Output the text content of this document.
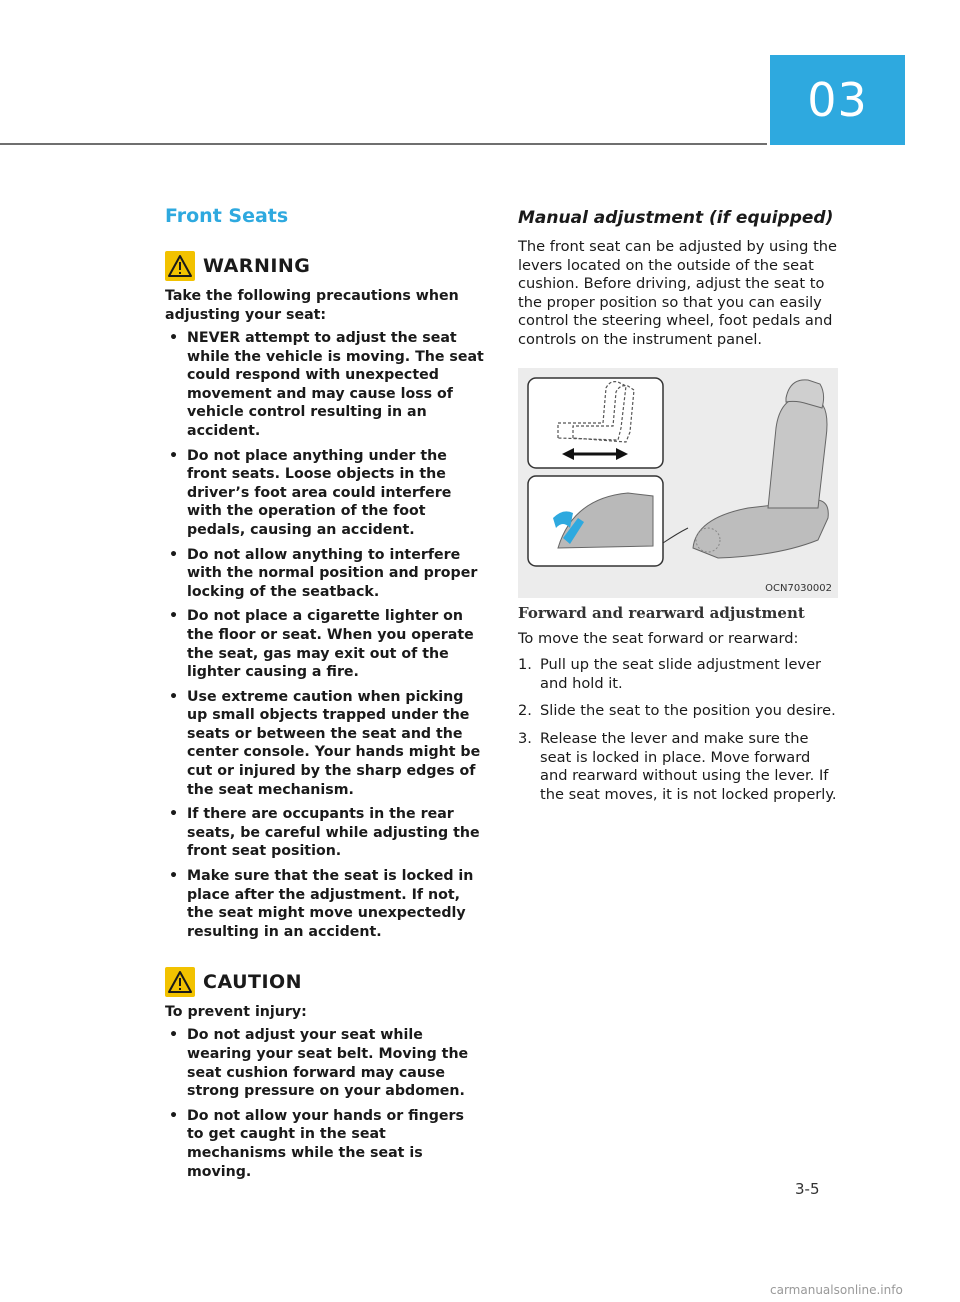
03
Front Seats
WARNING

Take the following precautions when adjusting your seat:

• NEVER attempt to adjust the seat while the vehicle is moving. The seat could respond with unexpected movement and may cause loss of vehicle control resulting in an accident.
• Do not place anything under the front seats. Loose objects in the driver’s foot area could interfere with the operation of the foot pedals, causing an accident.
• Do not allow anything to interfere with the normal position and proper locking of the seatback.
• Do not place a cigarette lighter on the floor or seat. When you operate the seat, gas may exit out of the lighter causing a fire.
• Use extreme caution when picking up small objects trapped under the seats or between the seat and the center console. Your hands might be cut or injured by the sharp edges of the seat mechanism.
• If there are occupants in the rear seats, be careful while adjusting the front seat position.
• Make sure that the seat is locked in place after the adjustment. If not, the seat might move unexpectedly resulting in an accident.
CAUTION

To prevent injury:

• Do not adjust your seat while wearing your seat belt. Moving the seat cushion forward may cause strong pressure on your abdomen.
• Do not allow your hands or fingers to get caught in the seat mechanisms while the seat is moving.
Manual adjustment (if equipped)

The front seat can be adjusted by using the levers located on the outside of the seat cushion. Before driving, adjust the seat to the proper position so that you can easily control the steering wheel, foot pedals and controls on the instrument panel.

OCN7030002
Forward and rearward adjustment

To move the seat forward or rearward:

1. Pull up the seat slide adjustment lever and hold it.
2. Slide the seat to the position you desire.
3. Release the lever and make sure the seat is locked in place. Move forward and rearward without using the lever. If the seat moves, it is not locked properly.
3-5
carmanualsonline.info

-- -- --

Would you set down the listing exactly, omitting pictures?

Output the text content of this document.
03
Front Seats
WARNING

Take the following precautions when adjusting your seat:

• NEVER attempt to adjust the seat while the vehicle is moving. The seat could respond with unexpected movement and may cause loss of vehicle control resulting in an accident.
• Do not place anything under the front seats. Loose objects in the driver’s foot area could interfere with the operation of the foot pedals, causing an accident.
• Do not allow anything to interfere with the normal position and proper locking of the seatback.
• Do not place a cigarette lighter on the floor or seat. When you operate the seat, gas may exit out of the lighter causing a fire.
• Use extreme caution when picking up small objects trapped under the seats or between the seat and the center console. Your hands might be cut or injured by the sharp edges of the seat mechanism.
• If there are occupants in the rear seats, be careful while adjusting the front seat position.
• Make sure that the seat is locked in place after the adjustment. If not, the seat might move unexpectedly resulting in an accident.
CAUTION

To prevent injury:

• Do not adjust your seat while wearing your seat belt. Moving the seat cushion forward may cause strong pressure on your abdomen.
• Do not allow your hands or fingers to get caught in the seat mechanisms while the seat is moving.
Manual adjustment (if equipped)

The front seat can be adjusted by using the levers located on the outside of the seat cushion. Before driving, adjust the seat to the proper position so that you can easily control the steering wheel, foot pedals and controls on the instrument panel.

OCN7030002
Forward and rearward adjustment

To move the seat forward or rearward:

1. Pull up the seat slide adjustment lever and hold it.
2. Slide the seat to the position you desire.
3. Release the lever and make sure the seat is locked in place. Move forward and rearward without using the lever. If the seat moves, it is not locked properly.
3-5
carmanualsonline.info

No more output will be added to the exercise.